• **What is being asked**:
Copy every one of the entries below word for word, with nothing changed.
--- Begin Data provided ---
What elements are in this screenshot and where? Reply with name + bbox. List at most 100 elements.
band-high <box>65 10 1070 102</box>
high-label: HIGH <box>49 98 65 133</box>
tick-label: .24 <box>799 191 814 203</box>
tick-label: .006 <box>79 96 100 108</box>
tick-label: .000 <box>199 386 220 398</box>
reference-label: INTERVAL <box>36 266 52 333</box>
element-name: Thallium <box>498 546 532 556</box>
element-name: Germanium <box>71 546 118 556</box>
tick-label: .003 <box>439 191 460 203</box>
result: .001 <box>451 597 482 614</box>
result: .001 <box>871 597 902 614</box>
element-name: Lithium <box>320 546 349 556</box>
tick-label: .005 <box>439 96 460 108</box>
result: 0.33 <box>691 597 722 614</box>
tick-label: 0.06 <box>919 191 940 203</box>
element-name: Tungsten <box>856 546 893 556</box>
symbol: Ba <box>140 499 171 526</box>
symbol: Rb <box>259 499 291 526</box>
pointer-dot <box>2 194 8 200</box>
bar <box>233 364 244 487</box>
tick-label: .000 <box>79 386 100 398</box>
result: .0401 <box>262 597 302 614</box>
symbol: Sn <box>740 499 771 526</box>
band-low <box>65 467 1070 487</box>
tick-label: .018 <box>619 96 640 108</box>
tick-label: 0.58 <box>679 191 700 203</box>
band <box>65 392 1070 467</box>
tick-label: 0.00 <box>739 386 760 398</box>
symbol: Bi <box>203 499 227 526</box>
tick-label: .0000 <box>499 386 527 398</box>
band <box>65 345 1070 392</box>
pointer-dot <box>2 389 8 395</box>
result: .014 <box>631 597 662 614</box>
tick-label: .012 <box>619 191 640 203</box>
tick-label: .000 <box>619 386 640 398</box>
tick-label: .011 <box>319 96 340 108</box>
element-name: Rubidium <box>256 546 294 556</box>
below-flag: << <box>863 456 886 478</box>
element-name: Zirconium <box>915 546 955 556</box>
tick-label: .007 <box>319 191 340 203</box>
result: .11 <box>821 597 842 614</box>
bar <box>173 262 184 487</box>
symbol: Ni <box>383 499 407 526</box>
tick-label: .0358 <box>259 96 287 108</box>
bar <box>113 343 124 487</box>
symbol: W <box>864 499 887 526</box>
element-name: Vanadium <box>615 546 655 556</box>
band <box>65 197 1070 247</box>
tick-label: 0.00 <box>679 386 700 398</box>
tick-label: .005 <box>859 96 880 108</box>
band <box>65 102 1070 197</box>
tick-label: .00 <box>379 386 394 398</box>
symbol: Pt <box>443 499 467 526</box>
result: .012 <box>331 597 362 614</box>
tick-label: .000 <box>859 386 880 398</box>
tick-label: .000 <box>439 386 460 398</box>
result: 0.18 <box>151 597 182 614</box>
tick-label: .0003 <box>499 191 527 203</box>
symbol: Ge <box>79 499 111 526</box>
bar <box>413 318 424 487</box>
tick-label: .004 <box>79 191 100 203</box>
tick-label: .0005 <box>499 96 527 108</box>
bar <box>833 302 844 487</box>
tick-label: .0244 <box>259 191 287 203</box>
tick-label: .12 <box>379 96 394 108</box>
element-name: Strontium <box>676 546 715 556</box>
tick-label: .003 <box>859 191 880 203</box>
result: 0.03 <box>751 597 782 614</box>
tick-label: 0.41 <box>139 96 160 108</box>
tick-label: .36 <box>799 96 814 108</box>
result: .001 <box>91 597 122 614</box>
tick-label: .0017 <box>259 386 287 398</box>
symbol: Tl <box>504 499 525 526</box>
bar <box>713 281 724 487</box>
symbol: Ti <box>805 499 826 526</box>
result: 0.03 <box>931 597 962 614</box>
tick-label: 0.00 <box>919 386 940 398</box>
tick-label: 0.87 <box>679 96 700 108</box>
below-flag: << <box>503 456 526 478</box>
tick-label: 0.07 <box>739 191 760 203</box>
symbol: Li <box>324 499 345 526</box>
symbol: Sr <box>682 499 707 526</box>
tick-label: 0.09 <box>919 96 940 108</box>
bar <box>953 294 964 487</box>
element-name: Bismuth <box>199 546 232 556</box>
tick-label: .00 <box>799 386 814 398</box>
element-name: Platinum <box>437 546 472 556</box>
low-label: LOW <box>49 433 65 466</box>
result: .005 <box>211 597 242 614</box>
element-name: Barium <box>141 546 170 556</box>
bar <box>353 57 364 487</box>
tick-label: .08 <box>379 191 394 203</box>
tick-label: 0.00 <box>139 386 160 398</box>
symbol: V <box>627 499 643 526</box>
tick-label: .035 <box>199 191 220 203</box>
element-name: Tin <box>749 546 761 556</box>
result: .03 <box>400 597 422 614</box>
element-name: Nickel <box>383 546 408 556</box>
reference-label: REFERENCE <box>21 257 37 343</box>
--- End Data provided ---
• **Result for this task**:
What elements are in this screenshot and where? Reply with name + bbox. List at most 100 elements.
band-high <box>65 10 1070 102</box>
high-label: HIGH <box>49 98 65 133</box>
tick-label: .24 <box>799 191 814 203</box>
tick-label: .006 <box>79 96 100 108</box>
tick-label: .000 <box>199 386 220 398</box>
reference-label: INTERVAL <box>36 266 52 333</box>
element-name: Thallium <box>498 546 532 556</box>
element-name: Germanium <box>71 546 118 556</box>
tick-label: .003 <box>439 191 460 203</box>
result: .001 <box>451 597 482 614</box>
result: .001 <box>871 597 902 614</box>
element-name: Lithium <box>320 546 349 556</box>
tick-label: .005 <box>439 96 460 108</box>
result: 0.33 <box>691 597 722 614</box>
tick-label: 0.06 <box>919 191 940 203</box>
element-name: Tungsten <box>856 546 893 556</box>
symbol: Ba <box>140 499 171 526</box>
symbol: Rb <box>259 499 291 526</box>
pointer-dot <box>2 194 8 200</box>
bar <box>233 364 244 487</box>
tick-label: .000 <box>79 386 100 398</box>
result: .0401 <box>262 597 302 614</box>
symbol: Sn <box>740 499 771 526</box>
band-low <box>65 467 1070 487</box>
tick-label: .018 <box>619 96 640 108</box>
tick-label: 0.58 <box>679 191 700 203</box>
band <box>65 392 1070 467</box>
tick-label: 0.00 <box>739 386 760 398</box>
symbol: Bi <box>203 499 227 526</box>
tick-label: .0000 <box>499 386 527 398</box>
band <box>65 345 1070 392</box>
pointer-dot <box>2 389 8 395</box>
result: .014 <box>631 597 662 614</box>
tick-label: .012 <box>619 191 640 203</box>
tick-label: .000 <box>619 386 640 398</box>
tick-label: .011 <box>319 96 340 108</box>
element-name: Rubidium <box>256 546 294 556</box>
below-flag: << <box>863 456 886 478</box>
element-name: Zirconium <box>915 546 955 556</box>
tick-label: .007 <box>319 191 340 203</box>
result: .11 <box>821 597 842 614</box>
bar <box>173 262 184 487</box>
symbol: Ni <box>383 499 407 526</box>
tick-label: .0358 <box>259 96 287 108</box>
bar <box>113 343 124 487</box>
symbol: W <box>864 499 887 526</box>
element-name: Vanadium <box>615 546 655 556</box>
band <box>65 197 1070 247</box>
tick-label: 0.00 <box>679 386 700 398</box>
tick-label: .005 <box>859 96 880 108</box>
band <box>65 102 1070 197</box>
tick-label: .00 <box>379 386 394 398</box>
symbol: Pt <box>443 499 467 526</box>
result: .012 <box>331 597 362 614</box>
tick-label: .000 <box>859 386 880 398</box>
tick-label: .000 <box>439 386 460 398</box>
result: 0.18 <box>151 597 182 614</box>
tick-label: .0003 <box>499 191 527 203</box>
symbol: Ge <box>79 499 111 526</box>
bar <box>413 318 424 487</box>
tick-label: .004 <box>79 191 100 203</box>
tick-label: .0005 <box>499 96 527 108</box>
bar <box>833 302 844 487</box>
tick-label: .0244 <box>259 191 287 203</box>
tick-label: .12 <box>379 96 394 108</box>
element-name: Strontium <box>676 546 715 556</box>
tick-label: .003 <box>859 191 880 203</box>
result: 0.03 <box>751 597 782 614</box>
tick-label: 0.41 <box>139 96 160 108</box>
tick-label: .36 <box>799 96 814 108</box>
result: .001 <box>91 597 122 614</box>
tick-label: .0017 <box>259 386 287 398</box>
symbol: Tl <box>504 499 525 526</box>
bar <box>713 281 724 487</box>
symbol: Ti <box>805 499 826 526</box>
result: 0.03 <box>931 597 962 614</box>
tick-label: 0.00 <box>919 386 940 398</box>
tick-label: 0.87 <box>679 96 700 108</box>
below-flag: << <box>503 456 526 478</box>
tick-label: 0.07 <box>739 191 760 203</box>
symbol: Li <box>324 499 345 526</box>
symbol: Sr <box>682 499 707 526</box>
tick-label: 0.09 <box>919 96 940 108</box>
bar <box>953 294 964 487</box>
element-name: Bismuth <box>199 546 232 556</box>
tick-label: .00 <box>799 386 814 398</box>
element-name: Platinum <box>437 546 472 556</box>
low-label: LOW <box>49 433 65 466</box>
result: .005 <box>211 597 242 614</box>
element-name: Barium <box>141 546 170 556</box>
bar <box>353 57 364 487</box>
tick-label: .08 <box>379 191 394 203</box>
tick-label: 0.00 <box>139 386 160 398</box>
symbol: V <box>627 499 643 526</box>
tick-label: .035 <box>199 191 220 203</box>
element-name: Tin <box>749 546 761 556</box>
result: .03 <box>400 597 422 614</box>
element-name: Nickel <box>383 546 408 556</box>
reference-label: REFERENCE <box>21 257 37 343</box>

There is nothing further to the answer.